• _STATED PROBLEM_
Type out the data exactly as given. Skip any image.

Extracted records:

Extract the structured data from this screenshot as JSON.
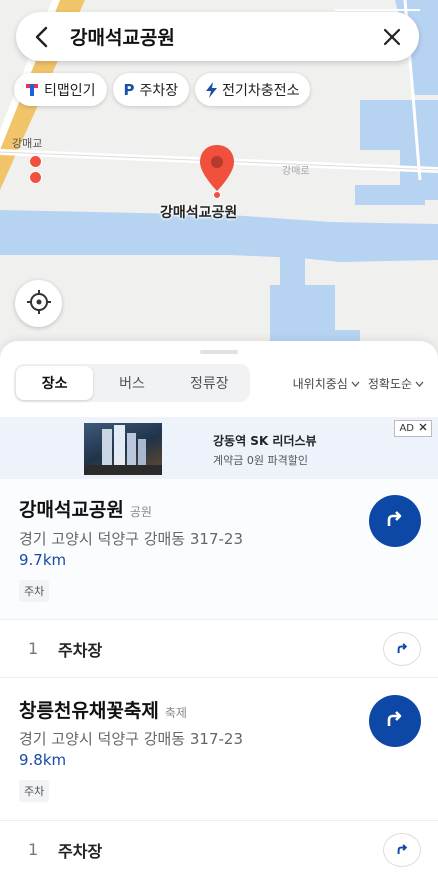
{
  "search": {
    "query": "강매석교공원"
  },
  "chips": [
    {
      "icon": "tmap-icon",
      "label": "티맵인기"
    },
    {
      "icon": "parking-icon",
      "label": "주차장",
      "icon_text": "P"
    },
    {
      "icon": "lightning-icon",
      "label": "전기차충전소"
    }
  ],
  "map": {
    "labels": {
      "place": "강매교",
      "road": "강매로",
      "pin_title": "강매석교공원"
    },
    "colors": {
      "land": "#f0f0ee",
      "water": "#b7d3f2",
      "road_main": "#f2c46a",
      "pin": "#f0503c"
    }
  },
  "tabs": {
    "items": [
      "장소",
      "버스",
      "정류장"
    ],
    "active": 0
  },
  "sort": {
    "distance": "내위치중심",
    "accuracy": "정확도순"
  },
  "ad": {
    "badge": "AD",
    "title": "강동역 SK 리더스뷰",
    "subtitle": "계약금 0원 파격할인"
  },
  "results": [
    {
      "name": "강매석교공원",
      "category": "공원",
      "address": "경기 고양시 덕양구 강매동 317-23",
      "distance": "9.7km",
      "tag": "주차",
      "sub": {
        "num": "1",
        "label": "주차장"
      }
    },
    {
      "name": "창릉천유채꽃축제",
      "category": "축제",
      "address": "경기 고양시 덕양구 강매동 317-23",
      "distance": "9.8km",
      "tag": "주차",
      "sub": {
        "num": "1",
        "label": "주차장"
      }
    }
  ],
  "colors": {
    "accent": "#0e48a6",
    "distance_text": "#1a49a8"
  }
}
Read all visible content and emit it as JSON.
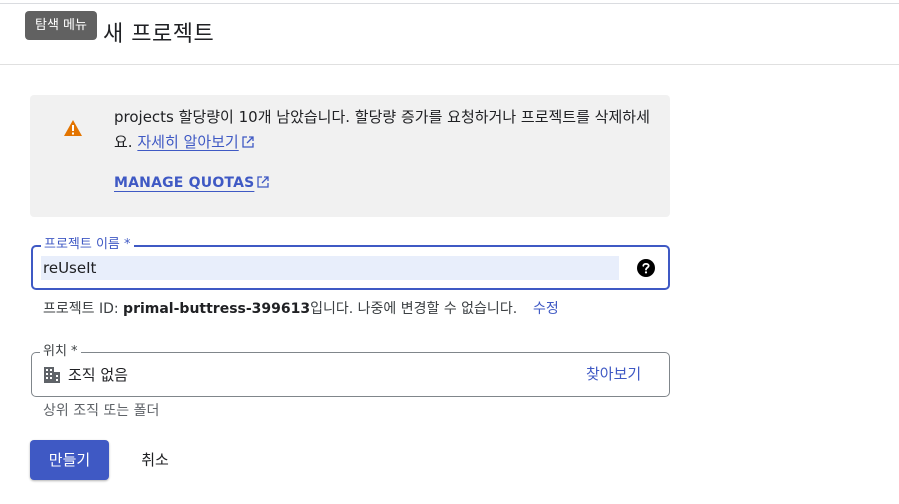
{
  "header": {
    "title": "새 프로젝트",
    "tooltip": "탐색 메뉴"
  },
  "banner": {
    "message": "projects 할당량이 10개 남았습니다. 할당량 증가를 요청하거나 프로젝트를 삭제하세요.",
    "learn_more": "자세히 알아보기",
    "manage_quotas": "MANAGE QUOTAS"
  },
  "project_name": {
    "label": "프로젝트 이름 *",
    "value": "reUseIt",
    "id_prefix": "프로젝트 ID: ",
    "id_value": "primal-buttress-399613",
    "id_suffix": "입니다. 나중에 변경할 수 없습니다.",
    "edit_label": "수정"
  },
  "location": {
    "label": "위치 *",
    "value": "조직 없음",
    "browse_label": "찾아보기",
    "hint": "상위 조직 또는 폴더"
  },
  "actions": {
    "create": "만들기",
    "cancel": "취소"
  },
  "colors": {
    "accent": "#3f59c4",
    "warning": "#e37400"
  }
}
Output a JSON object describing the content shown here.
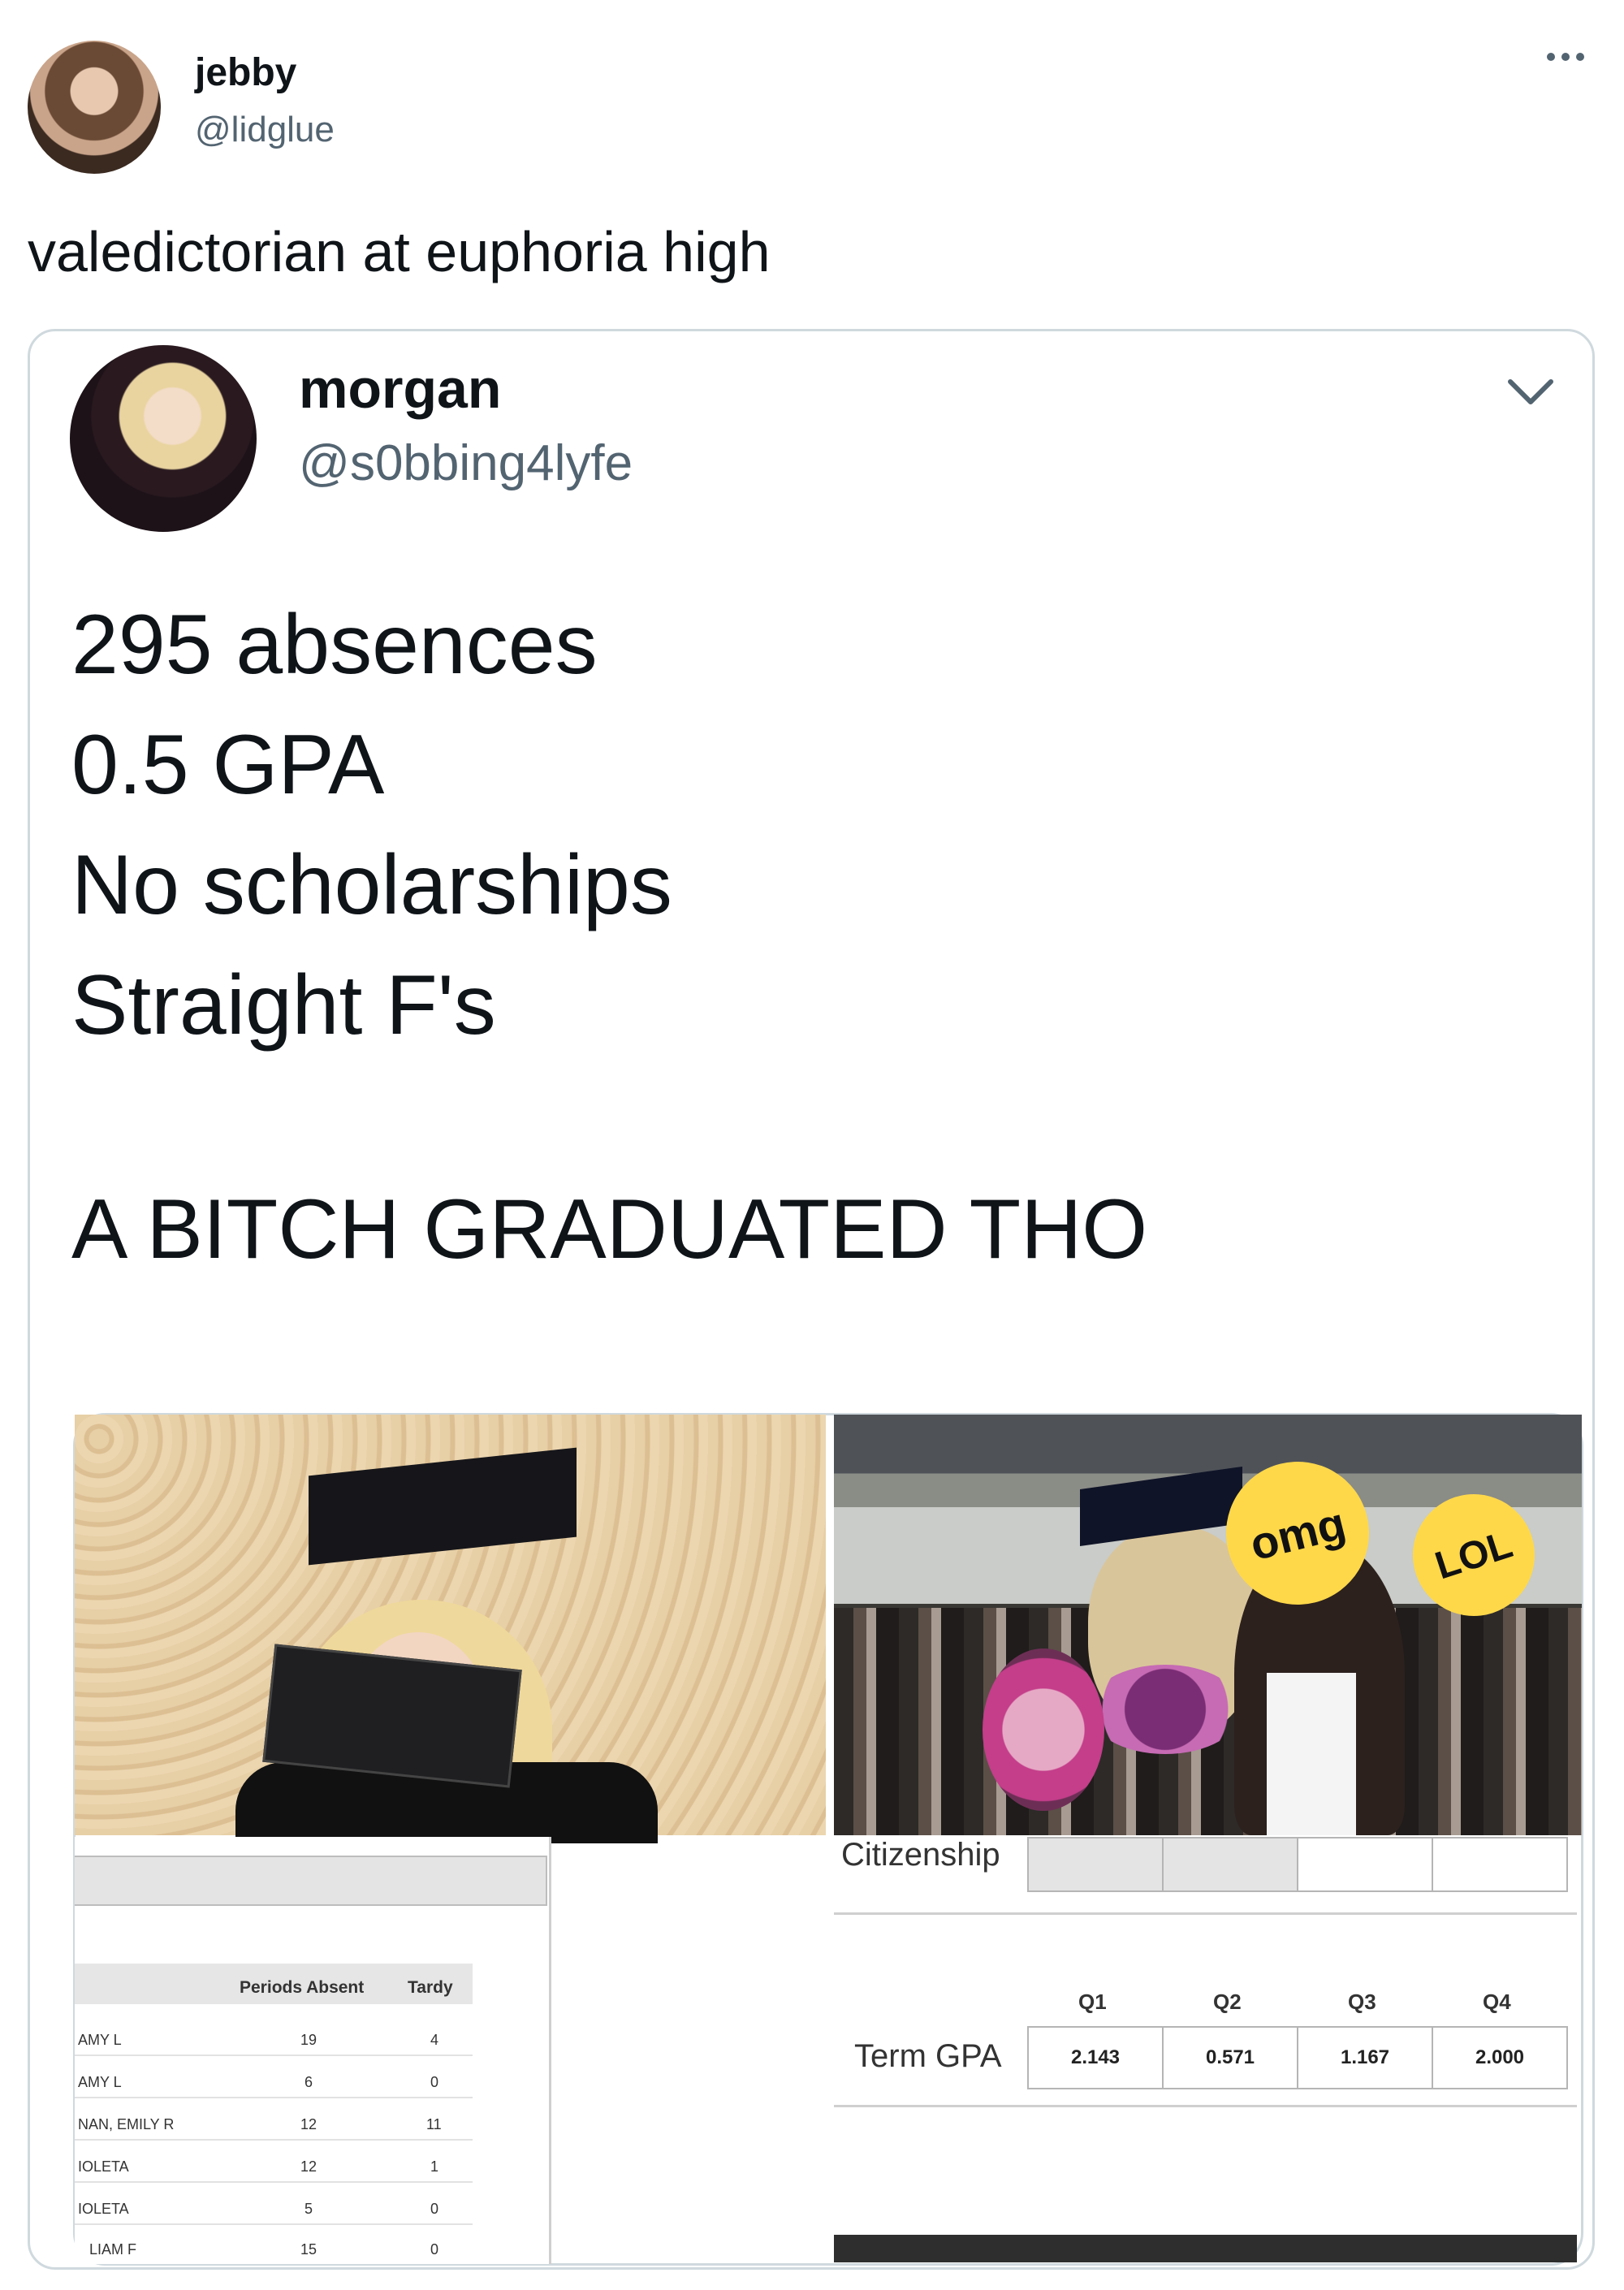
{
  "outer": {
    "name": "jebby",
    "handle": "@lidglue",
    "text": "valedictorian at euphoria high"
  },
  "quoted": {
    "name": "morgan",
    "handle": "@s0bbing4lyfe",
    "lines": [
      "295 absences",
      "0.5 GPA",
      "No scholarships",
      "Straight F's"
    ],
    "shout": "A BITCH GRADUATED THO"
  },
  "stickers": {
    "omg": "omg",
    "lol": "LOL"
  },
  "attendance": {
    "headers": [
      "Periods Absent",
      "Tardy"
    ],
    "rows": [
      {
        "name": "AMY L",
        "absent": "19",
        "tardy": "4"
      },
      {
        "name": "AMY L",
        "absent": "6",
        "tardy": "0"
      },
      {
        "name": "NAN, EMILY R",
        "absent": "12",
        "tardy": "11"
      },
      {
        "name": "IOLETA",
        "absent": "12",
        "tardy": "1"
      },
      {
        "name": "IOLETA",
        "absent": "5",
        "tardy": "0"
      },
      {
        "name": "LIAM F",
        "absent": "15",
        "tardy": "0"
      }
    ]
  },
  "grades": {
    "citizenship_label": "Citizenship",
    "gpa_label": "Term GPA",
    "quarters": [
      "Q1",
      "Q2",
      "Q3",
      "Q4"
    ],
    "term_gpa": [
      "2.143",
      "0.571",
      "1.167",
      "2.000"
    ]
  },
  "icons": {
    "more": "more-dots-icon",
    "chevron": "chevron-down-icon"
  }
}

• _RESULT OF THE TASK_
Extract the structured data from this screenshot as JSON.
{
  "search": {
    "query": "강매석교공원"
  },
  "chips": [
    {
      "icon": "tmap-icon",
      "label": "티맵인기"
    },
    {
      "icon": "parking-icon",
      "label": "주차장",
      "icon_text": "P"
    },
    {
      "icon": "lightning-icon",
      "label": "전기차충전소"
    }
  ],
  "map": {
    "labels": {
      "place": "강매교",
      "road": "강매로",
      "pin_title": "강매석교공원"
    },
    "colors": {
      "land": "#f0f0ee",
      "water": "#b7d3f2",
      "road_main": "#f2c46a",
      "pin": "#f0503c"
    }
  },
  "tabs": {
    "items": [
      "장소",
      "버스",
      "정류장"
    ],
    "active": 0
  },
  "sort": {
    "distance": "내위치중심",
    "accuracy": "정확도순"
  },
  "ad": {
    "badge": "AD",
    "title": "강동역 SK 리더스뷰",
    "subtitle": "계약금 0원 파격할인"
  },
  "results": [
    {
      "name": "강매석교공원",
      "category": "공원",
      "address": "경기 고양시 덕양구 강매동 317-23",
      "distance": "9.7km",
      "tag": "주차",
      "sub": {
        "num": "1",
        "label": "주차장"
      }
    },
    {
      "name": "창릉천유채꽃축제",
      "category": "축제",
      "address": "경기 고양시 덕양구 강매동 317-23",
      "distance": "9.8km",
      "tag": "주차",
      "sub": {
        "num": "1",
        "label": "주차장"
      }
    }
  ],
  "colors": {
    "accent": "#0e48a6",
    "distance_text": "#1a49a8"
  }
}
Read all visible content and emit it as JSON.
{
  "header": {
    "title": "새 프로젝트",
    "tooltip": "탐색 메뉴"
  },
  "banner": {
    "message": "projects 할당량이 10개 남았습니다. 할당량 증가를 요청하거나 프로젝트를 삭제하세요.",
    "learn_more": "자세히 알아보기",
    "manage_quotas": "MANAGE QUOTAS"
  },
  "project_name": {
    "label": "프로젝트 이름 *",
    "value": "reUseIt",
    "id_prefix": "프로젝트 ID: ",
    "id_value": "primal-buttress-399613",
    "id_suffix": "입니다. 나중에 변경할 수 없습니다.",
    "edit_label": "수정"
  },
  "location": {
    "label": "위치 *",
    "value": "조직 없음",
    "browse_label": "찾아보기",
    "hint": "상위 조직 또는 폴더"
  },
  "actions": {
    "create": "만들기",
    "cancel": "취소"
  },
  "colors": {
    "accent": "#3f59c4",
    "warning": "#e37400"
  }
}
Output a JSON object describing the content shown here.
{
  "outer": {
    "name": "jebby",
    "handle": "@lidglue",
    "text": "valedictorian at euphoria high"
  },
  "quoted": {
    "name": "morgan",
    "handle": "@s0bbing4lyfe",
    "lines": [
      "295 absences",
      "0.5 GPA",
      "No scholarships",
      "Straight F's"
    ],
    "shout": "A BITCH GRADUATED THO"
  },
  "stickers": {
    "omg": "omg",
    "lol": "LOL"
  },
  "attendance": {
    "headers": [
      "Periods Absent",
      "Tardy"
    ],
    "rows": [
      {
        "name": "AMY L",
        "absent": "19",
        "tardy": "4"
      },
      {
        "name": "AMY L",
        "absent": "6",
        "tardy": "0"
      },
      {
        "name": "NAN, EMILY R",
        "absent": "12",
        "tardy": "11"
      },
      {
        "name": "IOLETA",
        "absent": "12",
        "tardy": "1"
      },
      {
        "name": "IOLETA",
        "absent": "5",
        "tardy": "0"
      },
      {
        "name": "LIAM F",
        "absent": "15",
        "tardy": "0"
      }
    ]
  },
  "grades": {
    "citizenship_label": "Citizenship",
    "gpa_label": "Term GPA",
    "quarters": [
      "Q1",
      "Q2",
      "Q3",
      "Q4"
    ],
    "term_gpa": [
      "2.143",
      "0.571",
      "1.167",
      "2.000"
    ]
  },
  "icons": {
    "more": "more-dots-icon",
    "chevron": "chevron-down-icon"
  }
}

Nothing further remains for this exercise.